Tally up the lines below that carry the word "proteínas", answering with the figure alone.

◆ ◆ ◆ ◆

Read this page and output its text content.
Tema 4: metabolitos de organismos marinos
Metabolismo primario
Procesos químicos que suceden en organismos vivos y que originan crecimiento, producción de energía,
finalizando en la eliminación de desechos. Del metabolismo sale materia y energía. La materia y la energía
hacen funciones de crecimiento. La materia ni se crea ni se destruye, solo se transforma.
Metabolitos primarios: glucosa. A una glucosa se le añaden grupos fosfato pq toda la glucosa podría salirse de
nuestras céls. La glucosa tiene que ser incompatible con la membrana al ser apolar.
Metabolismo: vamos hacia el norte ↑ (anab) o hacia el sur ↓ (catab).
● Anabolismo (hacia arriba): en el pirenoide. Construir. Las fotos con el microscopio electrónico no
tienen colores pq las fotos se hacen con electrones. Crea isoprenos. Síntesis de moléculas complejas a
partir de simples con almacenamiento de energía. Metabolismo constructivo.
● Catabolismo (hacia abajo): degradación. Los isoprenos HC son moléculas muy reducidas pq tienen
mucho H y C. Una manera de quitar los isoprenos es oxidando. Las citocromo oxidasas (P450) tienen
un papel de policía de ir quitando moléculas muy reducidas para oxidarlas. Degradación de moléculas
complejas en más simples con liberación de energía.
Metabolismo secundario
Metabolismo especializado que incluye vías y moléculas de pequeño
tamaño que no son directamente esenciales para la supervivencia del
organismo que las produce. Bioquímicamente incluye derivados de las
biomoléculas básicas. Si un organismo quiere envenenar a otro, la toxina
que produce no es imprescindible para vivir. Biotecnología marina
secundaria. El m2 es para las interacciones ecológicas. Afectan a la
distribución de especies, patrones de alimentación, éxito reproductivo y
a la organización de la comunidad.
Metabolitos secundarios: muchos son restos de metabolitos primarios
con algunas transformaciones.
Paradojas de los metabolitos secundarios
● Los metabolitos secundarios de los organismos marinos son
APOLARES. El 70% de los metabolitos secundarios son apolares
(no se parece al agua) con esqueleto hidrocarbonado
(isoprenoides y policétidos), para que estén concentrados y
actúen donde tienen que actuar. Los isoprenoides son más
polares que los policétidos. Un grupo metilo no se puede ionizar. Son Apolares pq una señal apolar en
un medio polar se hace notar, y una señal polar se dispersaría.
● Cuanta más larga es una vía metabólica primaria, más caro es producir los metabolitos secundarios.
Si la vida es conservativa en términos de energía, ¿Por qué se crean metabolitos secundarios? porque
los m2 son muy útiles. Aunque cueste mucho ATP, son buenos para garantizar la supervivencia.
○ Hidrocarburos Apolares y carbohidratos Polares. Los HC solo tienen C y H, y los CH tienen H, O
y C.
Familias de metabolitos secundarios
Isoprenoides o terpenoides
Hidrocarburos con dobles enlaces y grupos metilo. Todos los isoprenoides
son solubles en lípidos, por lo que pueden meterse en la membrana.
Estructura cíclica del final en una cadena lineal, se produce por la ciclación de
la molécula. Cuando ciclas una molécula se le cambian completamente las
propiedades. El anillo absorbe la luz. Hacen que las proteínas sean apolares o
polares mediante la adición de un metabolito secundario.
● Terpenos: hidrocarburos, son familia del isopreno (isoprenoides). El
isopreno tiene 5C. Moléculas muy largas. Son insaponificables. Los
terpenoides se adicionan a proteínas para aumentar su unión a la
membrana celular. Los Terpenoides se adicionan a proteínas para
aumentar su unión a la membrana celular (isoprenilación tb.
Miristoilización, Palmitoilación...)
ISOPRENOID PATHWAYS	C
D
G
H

◆ ◆ ◆ ◆

## TASK RESULT
3